* [Given problem] Repeat every record below exactly, omitting any pictures.

* [Provided material]
::::
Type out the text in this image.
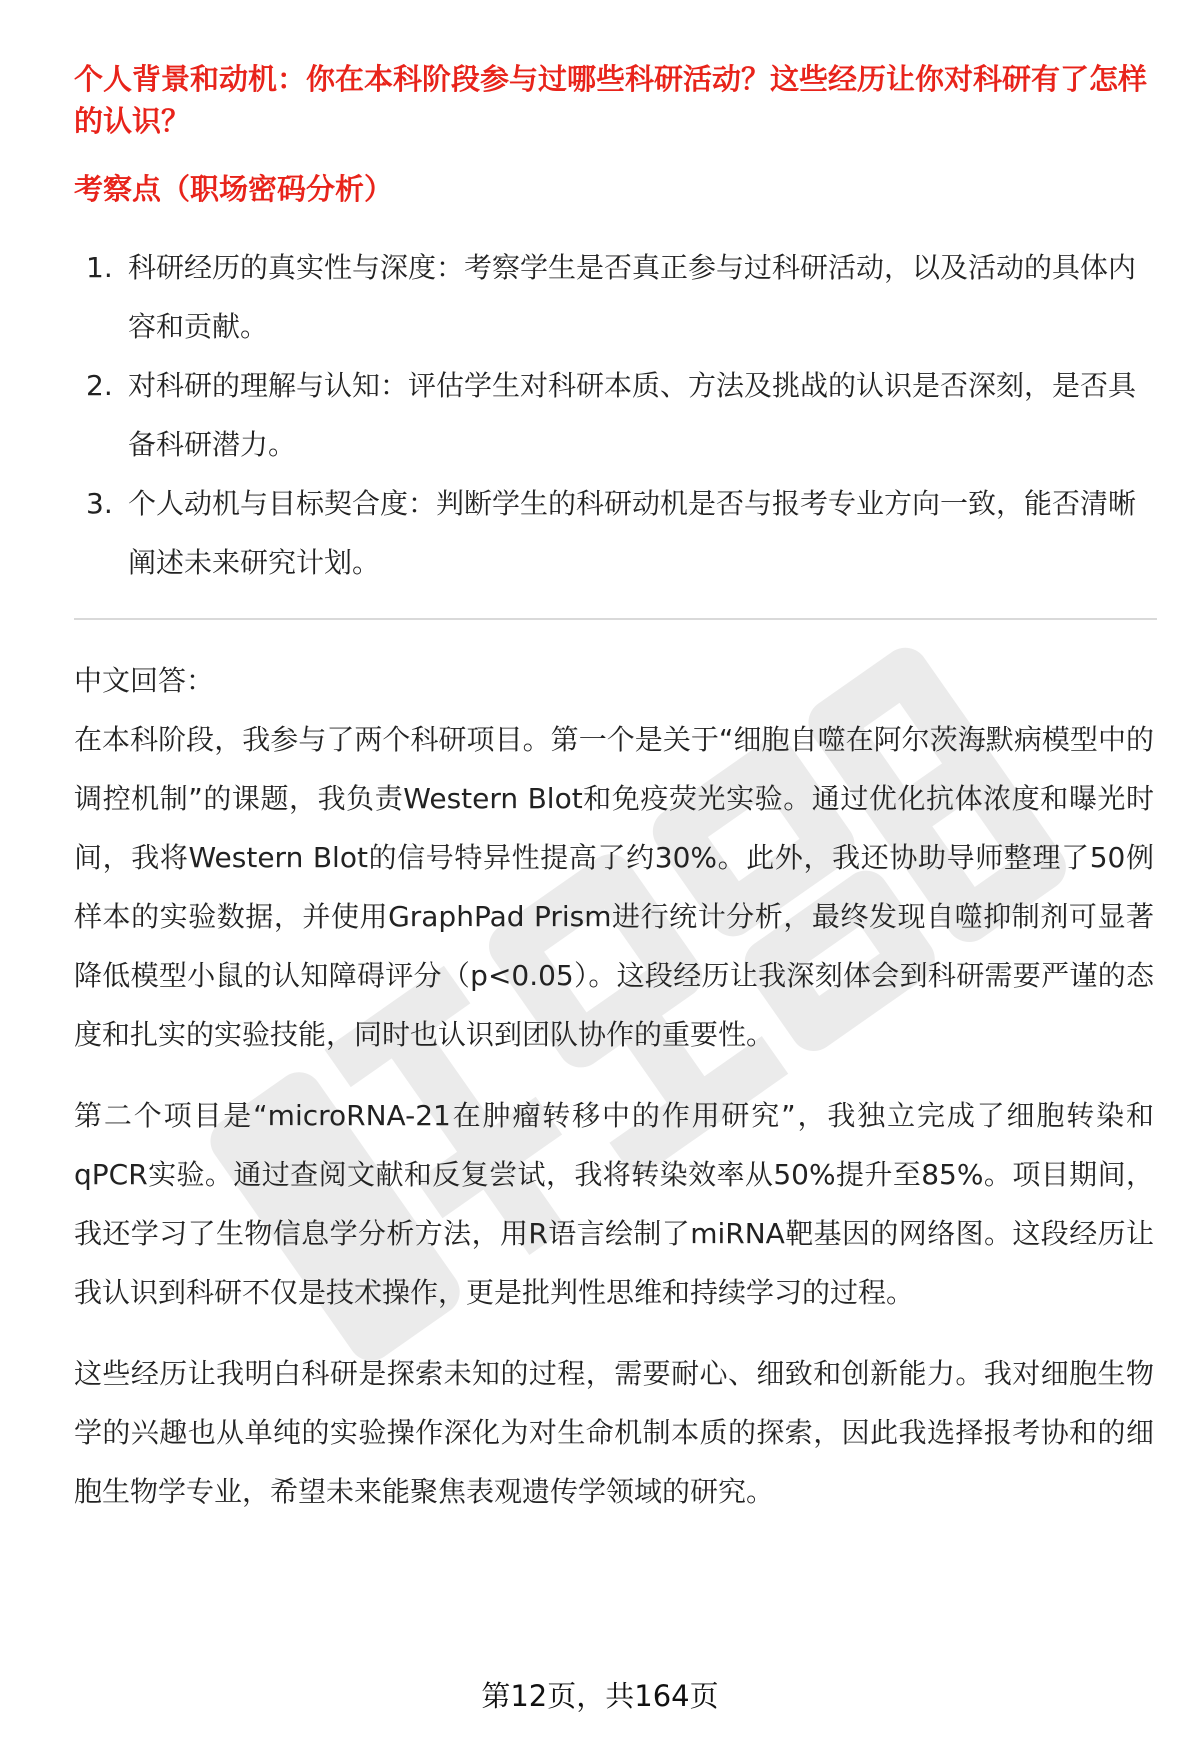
个人背景和动机：你在本科阶段参与过哪些科研活动？这些经历让你对科研有了怎样的认识？

考察点（职场密码分析）

1. 科研经历的真实性与深度：考察学生是否真正参与过科研活动，以及活动的具体内容和贡献。
2. 对科研的理解与认知：评估学生对科研本质、方法及挑战的认识是否深刻，是否具备科研潜力。
3. 个人动机与目标契合度：判断学生的科研动机是否与报考专业方向一致，能否清晰阐述未来研究计划。
中文回答：

在本科阶段，我参与了两个科研项目。第一个是关于“细胞自噬在阿尔茨海默病模型中的调控机制”的课题，我负责Western Blot和免疫荧光实验。通过优化抗体浓度和曝光时间，我将Western Blot的信号特异性提高了约30%。此外，我还协助导师整理了50例样本的实验数据，并使用GraphPad Prism进行统计分析，最终发现自噬抑制剂可显著降低模型小鼠的认知障碍评分（p<0.05）。这段经历让我深刻体会到科研需要严谨的态度和扎实的实验技能，同时也认识到团队协作的重要性。

第二个项目是“microRNA-21在肿瘤转移中的作用研究”，我独立完成了细胞转染和qPCR实验。通过查阅文献和反复尝试，我将转染效率从50%提升至85%。项目期间，我还学习了生物信息学分析方法，用R语言绘制了miRNA靶基因的网络图。这段经历让我认识到科研不仅是技术操作，更是批判性思维和持续学习的过程。

这些经历让我明白科研是探索未知的过程，需要耐心、细致和创新能力。我对细胞生物学的兴趣也从单纯的实验操作深化为对生命机制本质的探索，因此我选择报考协和的细胞生物学专业，希望未来能聚焦表观遗传学领域的研究。

第12页，共164页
::::
* [Task output]
Type out the text in this image.
个人背景和动机：你在本科阶段参与过哪些科研活动？这些经历让你对科研有了怎样的认识？

考察点（职场密码分析）

1. 科研经历的真实性与深度：考察学生是否真正参与过科研活动，以及活动的具体内容和贡献。
2. 对科研的理解与认知：评估学生对科研本质、方法及挑战的认识是否深刻，是否具备科研潜力。
3. 个人动机与目标契合度：判断学生的科研动机是否与报考专业方向一致，能否清晰阐述未来研究计划。
中文回答：

在本科阶段，我参与了两个科研项目。第一个是关于“细胞自噬在阿尔茨海默病模型中的调控机制”的课题，我负责Western Blot和免疫荧光实验。通过优化抗体浓度和曝光时间，我将Western Blot的信号特异性提高了约30%。此外，我还协助导师整理了50例样本的实验数据，并使用GraphPad Prism进行统计分析，最终发现自噬抑制剂可显著降低模型小鼠的认知障碍评分（p<0.05）。这段经历让我深刻体会到科研需要严谨的态度和扎实的实验技能，同时也认识到团队协作的重要性。

第二个项目是“microRNA-21在肿瘤转移中的作用研究”，我独立完成了细胞转染和qPCR实验。通过查阅文献和反复尝试，我将转染效率从50%提升至85%。项目期间，我还学习了生物信息学分析方法，用R语言绘制了miRNA靶基因的网络图。这段经历让我认识到科研不仅是技术操作，更是批判性思维和持续学习的过程。

这些经历让我明白科研是探索未知的过程，需要耐心、细致和创新能力。我对细胞生物学的兴趣也从单纯的实验操作深化为对生命机制本质的探索，因此我选择报考协和的细胞生物学专业，希望未来能聚焦表观遗传学领域的研究。

第12页，共164页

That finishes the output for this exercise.